● **Work to complete**: Take every line from the material that has the word "information" in it.

● **Lines of data**:
******

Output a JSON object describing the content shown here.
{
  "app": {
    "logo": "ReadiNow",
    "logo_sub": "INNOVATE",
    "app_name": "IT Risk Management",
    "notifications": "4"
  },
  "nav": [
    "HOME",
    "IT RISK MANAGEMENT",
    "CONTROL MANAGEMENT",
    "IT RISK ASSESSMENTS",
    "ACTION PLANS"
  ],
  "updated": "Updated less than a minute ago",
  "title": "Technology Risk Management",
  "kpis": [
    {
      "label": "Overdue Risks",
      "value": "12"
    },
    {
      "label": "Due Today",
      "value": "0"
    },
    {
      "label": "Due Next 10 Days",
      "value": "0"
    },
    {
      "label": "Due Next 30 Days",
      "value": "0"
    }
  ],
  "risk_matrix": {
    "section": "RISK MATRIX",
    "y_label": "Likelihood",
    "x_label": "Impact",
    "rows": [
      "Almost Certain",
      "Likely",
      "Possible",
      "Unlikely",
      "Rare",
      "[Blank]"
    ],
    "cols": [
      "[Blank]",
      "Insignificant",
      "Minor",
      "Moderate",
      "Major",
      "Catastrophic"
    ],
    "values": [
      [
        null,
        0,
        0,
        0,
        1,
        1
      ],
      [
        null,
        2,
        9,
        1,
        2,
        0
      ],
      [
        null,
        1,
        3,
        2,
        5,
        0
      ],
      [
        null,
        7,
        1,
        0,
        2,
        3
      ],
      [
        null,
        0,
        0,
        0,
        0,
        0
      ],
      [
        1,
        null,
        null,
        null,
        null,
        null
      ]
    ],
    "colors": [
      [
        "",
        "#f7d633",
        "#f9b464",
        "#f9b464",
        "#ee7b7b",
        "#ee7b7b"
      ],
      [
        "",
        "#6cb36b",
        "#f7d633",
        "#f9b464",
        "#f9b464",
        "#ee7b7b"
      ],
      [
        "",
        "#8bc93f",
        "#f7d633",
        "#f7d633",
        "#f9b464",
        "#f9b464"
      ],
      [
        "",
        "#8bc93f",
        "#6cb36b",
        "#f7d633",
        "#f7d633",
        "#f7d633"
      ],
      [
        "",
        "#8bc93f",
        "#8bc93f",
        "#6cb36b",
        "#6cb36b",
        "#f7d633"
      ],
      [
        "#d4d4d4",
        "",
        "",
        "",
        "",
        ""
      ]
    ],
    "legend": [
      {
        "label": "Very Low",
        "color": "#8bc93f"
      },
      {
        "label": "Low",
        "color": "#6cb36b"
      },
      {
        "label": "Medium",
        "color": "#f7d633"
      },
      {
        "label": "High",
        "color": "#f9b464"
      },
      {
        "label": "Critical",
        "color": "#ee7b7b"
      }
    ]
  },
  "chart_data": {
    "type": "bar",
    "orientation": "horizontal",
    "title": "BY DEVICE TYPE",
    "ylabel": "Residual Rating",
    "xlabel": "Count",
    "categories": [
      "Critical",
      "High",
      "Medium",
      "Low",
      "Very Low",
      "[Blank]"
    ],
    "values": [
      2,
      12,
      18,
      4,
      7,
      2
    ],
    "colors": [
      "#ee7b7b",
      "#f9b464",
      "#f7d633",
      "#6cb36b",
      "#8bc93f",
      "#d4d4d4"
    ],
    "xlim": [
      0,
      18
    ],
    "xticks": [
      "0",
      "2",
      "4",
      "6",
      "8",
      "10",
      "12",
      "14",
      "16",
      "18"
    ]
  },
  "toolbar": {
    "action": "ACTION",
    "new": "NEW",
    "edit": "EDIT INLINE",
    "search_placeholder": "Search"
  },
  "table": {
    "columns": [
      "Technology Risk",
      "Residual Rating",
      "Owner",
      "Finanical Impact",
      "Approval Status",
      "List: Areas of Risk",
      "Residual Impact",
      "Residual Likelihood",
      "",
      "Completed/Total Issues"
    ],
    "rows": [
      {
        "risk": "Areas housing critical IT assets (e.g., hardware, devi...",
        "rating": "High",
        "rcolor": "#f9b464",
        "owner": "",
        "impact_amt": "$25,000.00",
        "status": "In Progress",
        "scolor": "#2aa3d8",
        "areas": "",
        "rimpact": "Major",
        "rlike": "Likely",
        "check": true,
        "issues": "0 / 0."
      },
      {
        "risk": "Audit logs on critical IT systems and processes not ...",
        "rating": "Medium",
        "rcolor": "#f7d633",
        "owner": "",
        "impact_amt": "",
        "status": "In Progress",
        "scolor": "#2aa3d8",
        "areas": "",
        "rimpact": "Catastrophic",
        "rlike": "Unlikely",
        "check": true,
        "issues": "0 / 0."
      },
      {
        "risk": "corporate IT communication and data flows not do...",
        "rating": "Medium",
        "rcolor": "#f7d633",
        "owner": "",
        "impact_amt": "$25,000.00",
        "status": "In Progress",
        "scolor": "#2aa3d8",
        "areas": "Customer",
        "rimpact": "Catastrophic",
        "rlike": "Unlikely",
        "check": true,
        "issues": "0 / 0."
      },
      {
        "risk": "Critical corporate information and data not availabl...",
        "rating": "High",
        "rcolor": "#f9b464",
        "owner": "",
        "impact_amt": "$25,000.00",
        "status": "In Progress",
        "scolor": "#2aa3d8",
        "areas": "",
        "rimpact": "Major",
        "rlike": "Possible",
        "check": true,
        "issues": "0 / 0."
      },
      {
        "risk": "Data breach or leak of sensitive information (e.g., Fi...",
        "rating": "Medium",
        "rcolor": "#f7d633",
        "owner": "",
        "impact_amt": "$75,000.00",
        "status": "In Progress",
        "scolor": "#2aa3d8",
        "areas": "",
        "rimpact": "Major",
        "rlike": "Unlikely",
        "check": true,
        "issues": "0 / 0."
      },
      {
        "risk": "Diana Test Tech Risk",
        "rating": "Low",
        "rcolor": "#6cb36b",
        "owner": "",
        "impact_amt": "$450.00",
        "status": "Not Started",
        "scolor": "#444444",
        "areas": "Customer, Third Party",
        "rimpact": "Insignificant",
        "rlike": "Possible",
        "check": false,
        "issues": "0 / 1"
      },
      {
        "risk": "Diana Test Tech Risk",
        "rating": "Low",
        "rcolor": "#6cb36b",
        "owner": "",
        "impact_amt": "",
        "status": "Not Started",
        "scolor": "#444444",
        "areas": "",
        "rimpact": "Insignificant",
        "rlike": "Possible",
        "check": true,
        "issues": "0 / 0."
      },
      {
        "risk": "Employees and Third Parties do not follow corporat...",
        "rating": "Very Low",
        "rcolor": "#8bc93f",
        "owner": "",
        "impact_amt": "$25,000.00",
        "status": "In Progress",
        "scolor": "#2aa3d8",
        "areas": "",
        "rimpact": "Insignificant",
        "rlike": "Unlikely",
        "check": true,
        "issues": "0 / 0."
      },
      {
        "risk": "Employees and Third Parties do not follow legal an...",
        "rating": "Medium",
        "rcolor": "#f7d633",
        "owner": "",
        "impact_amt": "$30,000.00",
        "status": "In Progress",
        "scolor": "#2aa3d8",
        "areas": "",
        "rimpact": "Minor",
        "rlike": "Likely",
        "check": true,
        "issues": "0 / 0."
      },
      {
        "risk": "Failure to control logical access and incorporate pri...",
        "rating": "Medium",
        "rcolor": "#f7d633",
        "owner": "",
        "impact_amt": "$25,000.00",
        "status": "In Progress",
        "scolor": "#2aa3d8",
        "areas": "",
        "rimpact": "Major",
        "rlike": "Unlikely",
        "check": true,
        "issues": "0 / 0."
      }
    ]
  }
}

******

● **Expected answer**:
        "risk": "Critical corporate information and data not availabl...",
        "risk": "Data breach or leak of sensitive information (e.g., Fi...",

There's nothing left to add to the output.